What the task requires: Work out how many lines of the records hold the string "ylabel", and reply with that number alone.

Listed entries:
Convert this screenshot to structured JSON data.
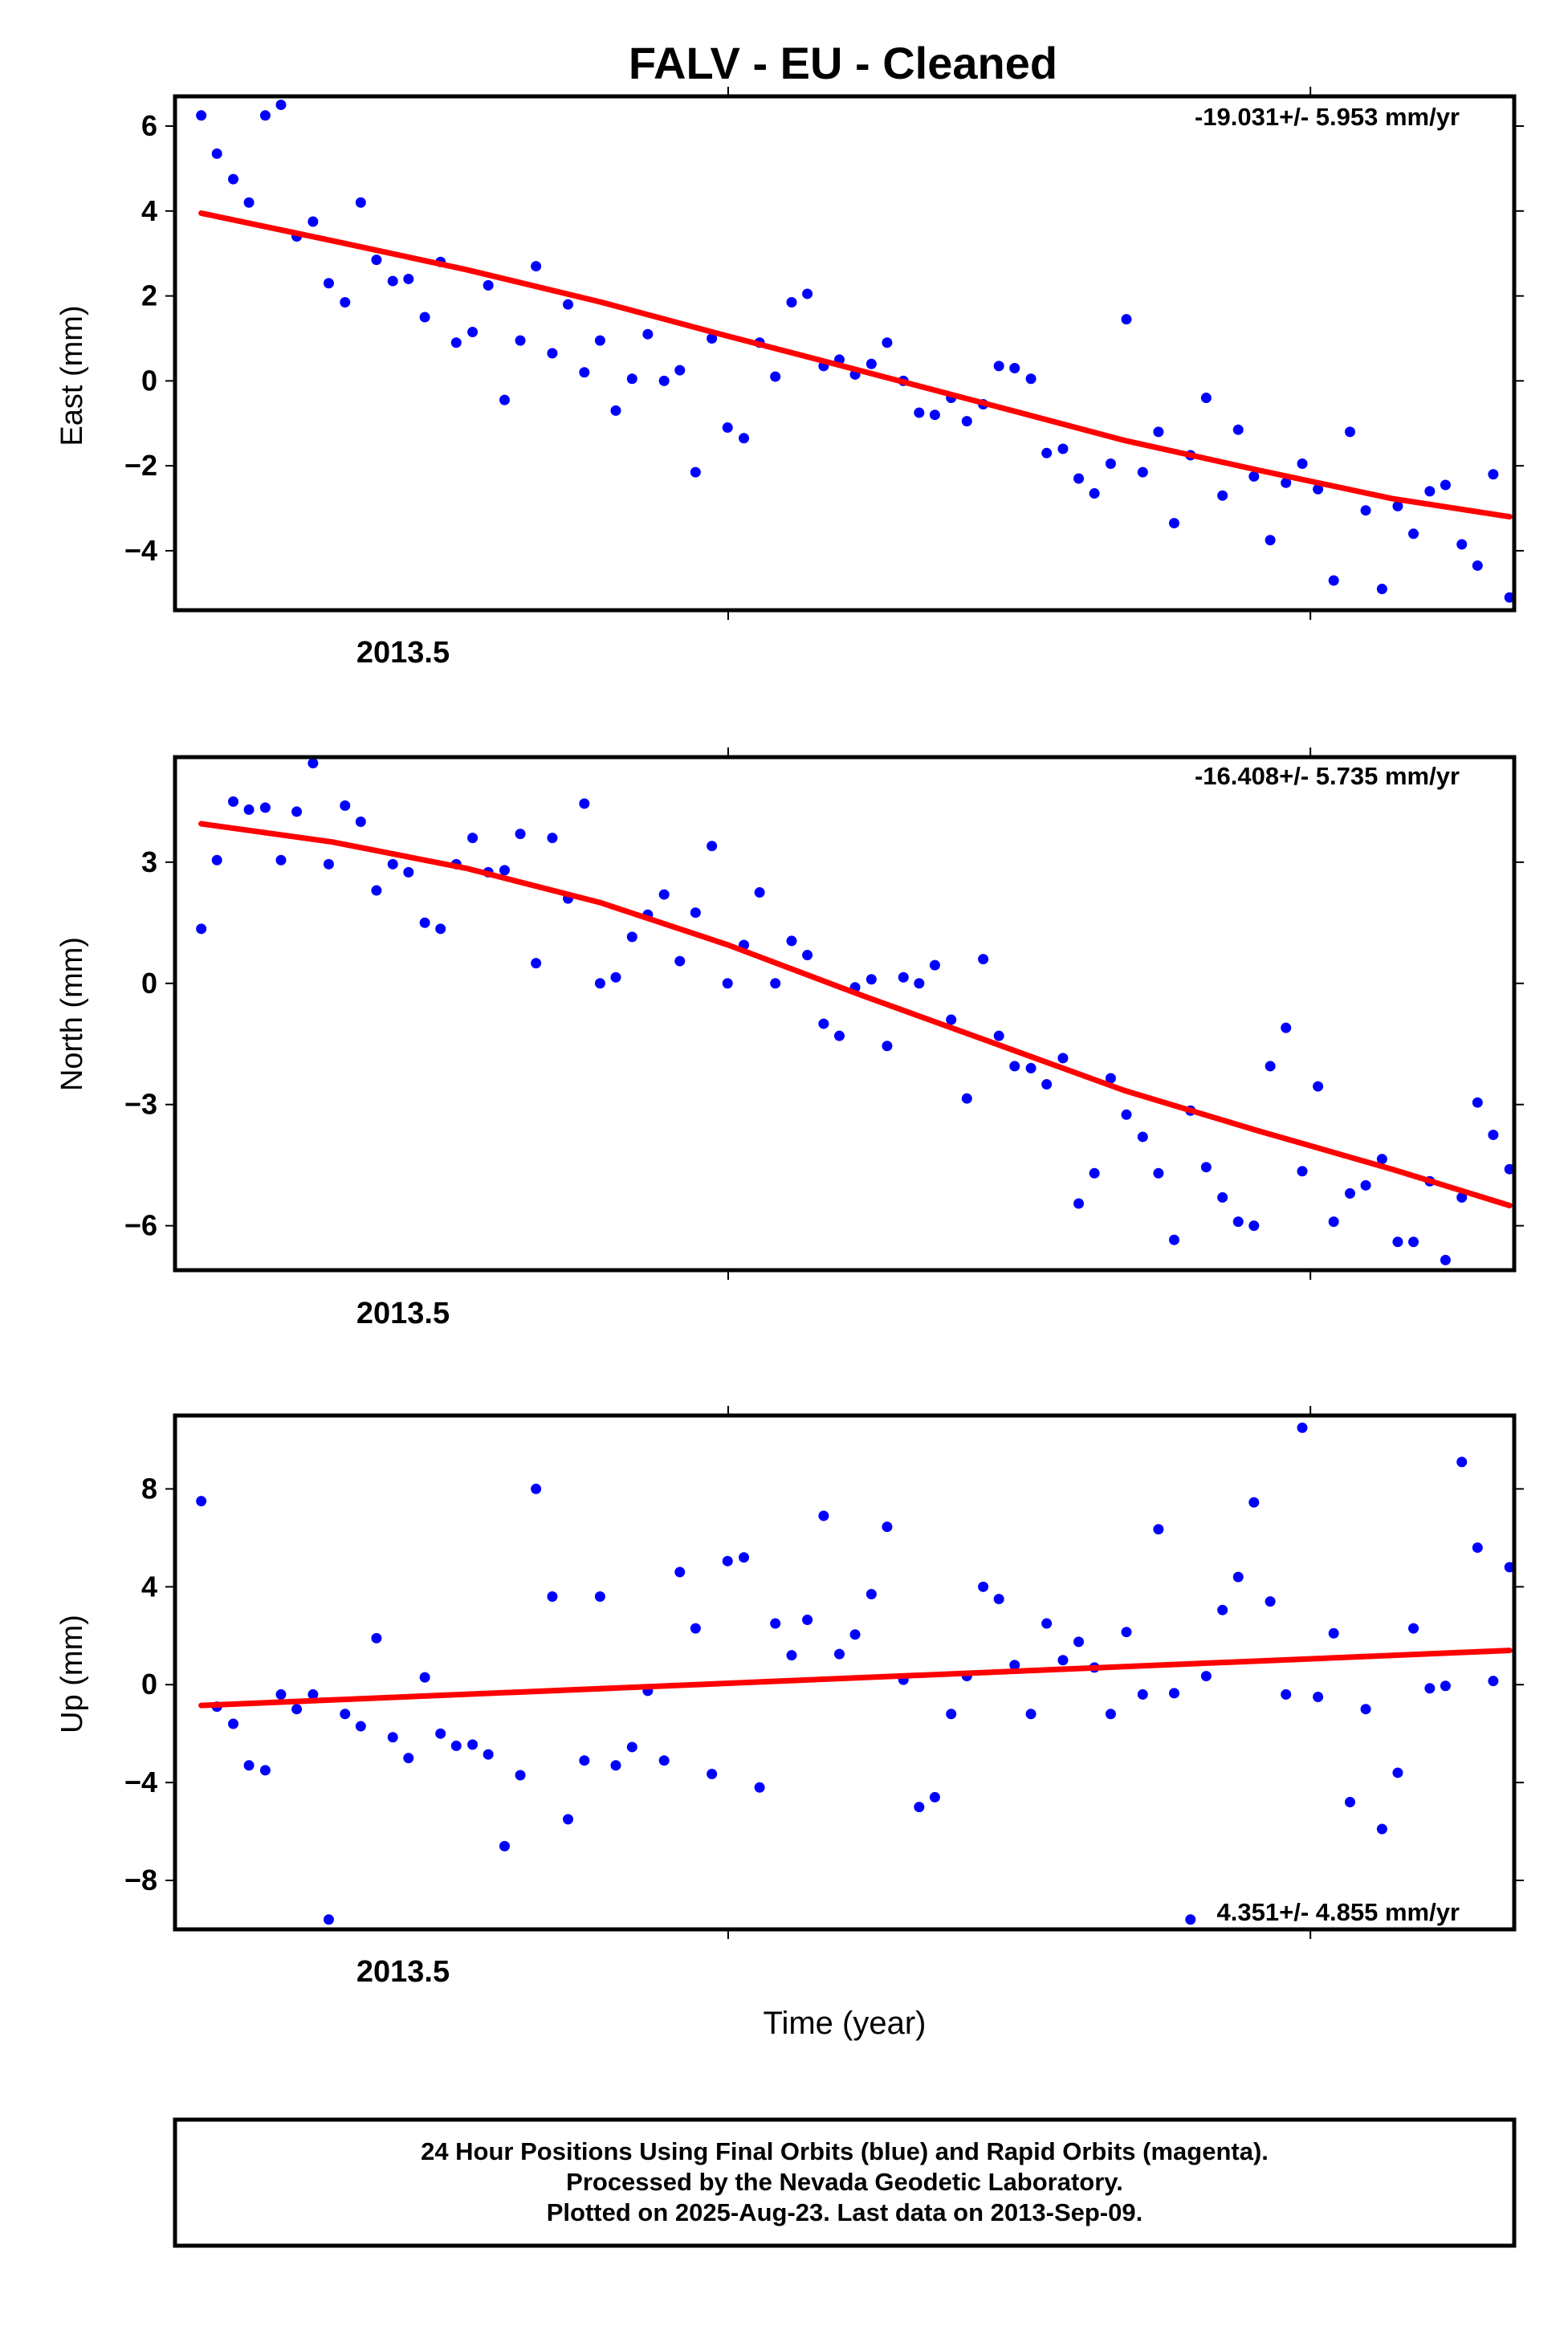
{
  "title": "FALV  - EU - Cleaned",
  "xlabel": "Time (year)",
  "x_tick_label": "2013.5",
  "footer": [
    "24 Hour Positions Using Final Orbits (blue) and Rapid Orbits (magenta).",
    "Processed by the Nevada Geodetic Laboratory.",
    "Plotted on 2025-Aug-23. Last data on 2013-Sep-09."
  ],
  "colors": {
    "points": "#0000ff",
    "fit": "#ff0000",
    "axes": "#000000"
  },
  "chart_data": [
    {
      "type": "scatter",
      "ylabel": "East (mm)",
      "rate_label": "-19.031+/- 5.953 mm/yr",
      "xlim": [
        2013.405,
        2013.635
      ],
      "ylim": [
        -5.4,
        6.7
      ],
      "yticks": [
        -4,
        -2,
        0,
        2,
        4,
        6
      ],
      "yticklabels": [
        "−4",
        "−2",
        "0",
        "2",
        "4",
        "6"
      ],
      "xticks": [
        2013.5,
        2013.6
      ],
      "xticklabels": [
        "2013.5",
        ""
      ],
      "grid": false,
      "x": [
        2013.4095,
        2013.4122,
        2013.415,
        2013.4177,
        2013.4205,
        2013.4232,
        2013.4259,
        2013.4287,
        2013.4314,
        2013.4342,
        2013.4369,
        2013.4396,
        2013.4424,
        2013.4451,
        2013.4479,
        2013.4506,
        2013.4533,
        2013.4561,
        2013.4588,
        2013.4616,
        2013.4643,
        2013.467,
        2013.4698,
        2013.4725,
        2013.4753,
        2013.478,
        2013.4807,
        2013.4835,
        2013.4862,
        2013.489,
        2013.4917,
        2013.4944,
        2013.4972,
        2013.4999,
        2013.5027,
        2013.5054,
        2013.5081,
        2013.5109,
        2013.5136,
        2013.5164,
        2013.5191,
        2013.5218,
        2013.5246,
        2013.5273,
        2013.5301,
        2013.5328,
        2013.5355,
        2013.5383,
        2013.541,
        2013.5438,
        2013.5465,
        2013.5492,
        2013.552,
        2013.5547,
        2013.5575,
        2013.5602,
        2013.5629,
        2013.5657,
        2013.5684,
        2013.5712,
        2013.5739,
        2013.5766,
        2013.5794,
        2013.5821,
        2013.5849,
        2013.5876,
        2013.5903,
        2013.5931,
        2013.5958,
        2013.5986,
        2013.6013,
        2013.604,
        2013.6068,
        2013.6095,
        2013.6123,
        2013.615,
        2013.6177,
        2013.6205,
        2013.6232,
        2013.626,
        2013.6287,
        2013.6314,
        2013.6342
      ],
      "y": [
        6.25,
        5.35,
        4.75,
        4.2,
        6.25,
        6.5,
        3.4,
        3.75,
        2.3,
        1.85,
        4.2,
        2.85,
        2.35,
        2.4,
        1.5,
        2.8,
        0.9,
        1.15,
        2.25,
        -0.45,
        0.95,
        2.7,
        0.65,
        1.8,
        0.2,
        0.95,
        -0.7,
        0.05,
        1.1,
        0,
        0.25,
        -2.15,
        1,
        -1.1,
        -1.35,
        0.9,
        0.1,
        1.85,
        2.05,
        0.35,
        0.5,
        0.15,
        0.4,
        0.9,
        0,
        -0.75,
        -0.8,
        -0.4,
        -0.95,
        -0.55,
        0.35,
        0.3,
        0.05,
        -1.7,
        -1.6,
        -2.3,
        -2.65,
        -1.95,
        1.45,
        -2.15,
        -1.2,
        -3.35,
        -1.75,
        -0.4,
        -2.7,
        -1.15,
        -2.25,
        -3.75,
        -2.4,
        -1.95,
        -2.55,
        -4.7,
        -1.2,
        -3.05,
        -4.9,
        -2.95,
        -3.6,
        -2.6,
        -2.45,
        -3.85,
        -4.35,
        -2.2,
        -5.1
      ],
      "fit": {
        "x": [
          2013.4095,
          2013.432,
          2013.455,
          2013.478,
          2013.5,
          2013.523,
          2013.546,
          2013.568,
          2013.591,
          2013.614,
          2013.6342
        ],
        "y": [
          3.95,
          3.3,
          2.62,
          1.86,
          1.05,
          0.23,
          -0.6,
          -1.4,
          -2.1,
          -2.77,
          -3.2
        ]
      }
    },
    {
      "type": "scatter",
      "ylabel": "North (mm)",
      "rate_label": "-16.408+/- 5.735 mm/yr",
      "xlim": [
        2013.405,
        2013.635
      ],
      "ylim": [
        -7.1,
        5.6
      ],
      "yticks": [
        -6,
        -3,
        0,
        3
      ],
      "yticklabels": [
        "−6",
        "−3",
        "0",
        "3"
      ],
      "xticks": [
        2013.5,
        2013.6
      ],
      "xticklabels": [
        "2013.5",
        ""
      ],
      "grid": false,
      "x": [
        2013.4095,
        2013.4122,
        2013.415,
        2013.4177,
        2013.4205,
        2013.4232,
        2013.4259,
        2013.4287,
        2013.4314,
        2013.4342,
        2013.4369,
        2013.4396,
        2013.4424,
        2013.4451,
        2013.4479,
        2013.4506,
        2013.4533,
        2013.4561,
        2013.4588,
        2013.4616,
        2013.4643,
        2013.467,
        2013.4698,
        2013.4725,
        2013.4753,
        2013.478,
        2013.4807,
        2013.4835,
        2013.4862,
        2013.489,
        2013.4917,
        2013.4944,
        2013.4972,
        2013.4999,
        2013.5027,
        2013.5054,
        2013.5081,
        2013.5109,
        2013.5136,
        2013.5164,
        2013.5191,
        2013.5218,
        2013.5246,
        2013.5273,
        2013.5301,
        2013.5328,
        2013.5355,
        2013.5383,
        2013.541,
        2013.5438,
        2013.5465,
        2013.5492,
        2013.552,
        2013.5547,
        2013.5575,
        2013.5602,
        2013.5629,
        2013.5657,
        2013.5684,
        2013.5712,
        2013.5739,
        2013.5766,
        2013.5794,
        2013.5821,
        2013.5849,
        2013.5876,
        2013.5903,
        2013.5931,
        2013.5958,
        2013.5986,
        2013.6013,
        2013.604,
        2013.6068,
        2013.6095,
        2013.6123,
        2013.615,
        2013.6177,
        2013.6205,
        2013.6232,
        2013.626,
        2013.6287,
        2013.6314,
        2013.6342
      ],
      "y": [
        1.35,
        3.05,
        4.5,
        4.3,
        4.35,
        3.05,
        4.25,
        5.45,
        2.95,
        4.4,
        4,
        2.3,
        2.95,
        2.75,
        1.5,
        1.35,
        2.95,
        3.6,
        2.75,
        2.8,
        3.7,
        0.5,
        3.6,
        2.1,
        4.45,
        0,
        0.15,
        1.15,
        1.7,
        2.2,
        0.55,
        1.75,
        3.4,
        0,
        0.95,
        2.25,
        0,
        1.05,
        0.7,
        -1,
        -1.3,
        -0.1,
        0.1,
        -1.55,
        0.15,
        0,
        0.45,
        -0.9,
        -2.85,
        0.6,
        -1.3,
        -2.05,
        -2.1,
        -2.5,
        -1.85,
        -5.45,
        -4.7,
        -2.35,
        -3.25,
        -3.8,
        -4.7,
        -6.35,
        -3.15,
        -4.55,
        -5.3,
        -5.9,
        -6,
        -2.05,
        -1.1,
        -4.65,
        -2.55,
        -5.9,
        -5.2,
        -5,
        -4.35,
        -6.4,
        -6.4,
        -4.9,
        -6.85,
        -5.3,
        -2.95,
        -3.75,
        -4.6
      ],
      "fit": {
        "x": [
          2013.4095,
          2013.432,
          2013.455,
          2013.478,
          2013.5,
          2013.523,
          2013.546,
          2013.568,
          2013.591,
          2013.614,
          2013.6342
        ],
        "y": [
          3.95,
          3.5,
          2.85,
          2.0,
          0.95,
          -0.3,
          -1.5,
          -2.65,
          -3.65,
          -4.6,
          -5.5
        ]
      }
    },
    {
      "type": "scatter",
      "ylabel": "Up (mm)",
      "rate_label": "4.351+/- 4.855 mm/yr",
      "xlim": [
        2013.405,
        2013.635
      ],
      "ylim": [
        -10,
        11
      ],
      "yticks": [
        -8,
        -4,
        0,
        4,
        8
      ],
      "yticklabels": [
        "−8",
        "−4",
        "0",
        "4",
        "8"
      ],
      "xticks": [
        2013.5,
        2013.6
      ],
      "xticklabels": [
        "2013.5",
        ""
      ],
      "grid": false,
      "x": [
        2013.4095,
        2013.4122,
        2013.415,
        2013.4177,
        2013.4205,
        2013.4232,
        2013.4259,
        2013.4287,
        2013.4314,
        2013.4342,
        2013.4369,
        2013.4396,
        2013.4424,
        2013.4451,
        2013.4479,
        2013.4506,
        2013.4533,
        2013.4561,
        2013.4588,
        2013.4616,
        2013.4643,
        2013.467,
        2013.4698,
        2013.4725,
        2013.4753,
        2013.478,
        2013.4807,
        2013.4835,
        2013.4862,
        2013.489,
        2013.4917,
        2013.4944,
        2013.4972,
        2013.4999,
        2013.5027,
        2013.5054,
        2013.5081,
        2013.5109,
        2013.5136,
        2013.5164,
        2013.5191,
        2013.5218,
        2013.5246,
        2013.5273,
        2013.5301,
        2013.5328,
        2013.5355,
        2013.5383,
        2013.541,
        2013.5438,
        2013.5465,
        2013.5492,
        2013.552,
        2013.5547,
        2013.5575,
        2013.5602,
        2013.5629,
        2013.5657,
        2013.5684,
        2013.5712,
        2013.5739,
        2013.5766,
        2013.5794,
        2013.5821,
        2013.5849,
        2013.5876,
        2013.5903,
        2013.5931,
        2013.5958,
        2013.5986,
        2013.6013,
        2013.604,
        2013.6068,
        2013.6095,
        2013.6123,
        2013.615,
        2013.6177,
        2013.6205,
        2013.6232,
        2013.626,
        2013.6287,
        2013.6314,
        2013.6342
      ],
      "y": [
        7.5,
        -0.9,
        -1.6,
        -3.3,
        -3.5,
        -0.4,
        -1,
        -0.4,
        -9.6,
        -1.2,
        -1.7,
        1.9,
        -2.15,
        -3,
        0.3,
        -2,
        -2.5,
        -2.45,
        -2.85,
        -6.6,
        -3.7,
        8,
        3.6,
        -5.5,
        -3.1,
        3.6,
        -3.3,
        -2.55,
        -0.25,
        -3.1,
        4.6,
        2.3,
        -3.65,
        5.05,
        5.2,
        -4.2,
        2.5,
        1.2,
        2.65,
        6.9,
        1.25,
        2.05,
        3.7,
        6.45,
        0.2,
        -5,
        -4.6,
        -1.2,
        0.35,
        4,
        3.5,
        0.8,
        -1.2,
        2.5,
        1,
        1.75,
        0.7,
        -1.2,
        2.15,
        -0.4,
        6.35,
        -0.35,
        -9.6,
        0.35,
        3.05,
        4.4,
        7.45,
        3.4,
        -0.4,
        10.5,
        -0.5,
        2.1,
        -4.8,
        -1,
        -5.9,
        -3.6,
        2.3,
        -0.15,
        -0.05,
        9.1,
        5.6,
        0.15,
        4.8
      ],
      "fit": {
        "x": [
          2013.4095,
          2013.6342
        ],
        "y": [
          -0.85,
          1.4
        ]
      }
    }
  ]
}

Task solution: 3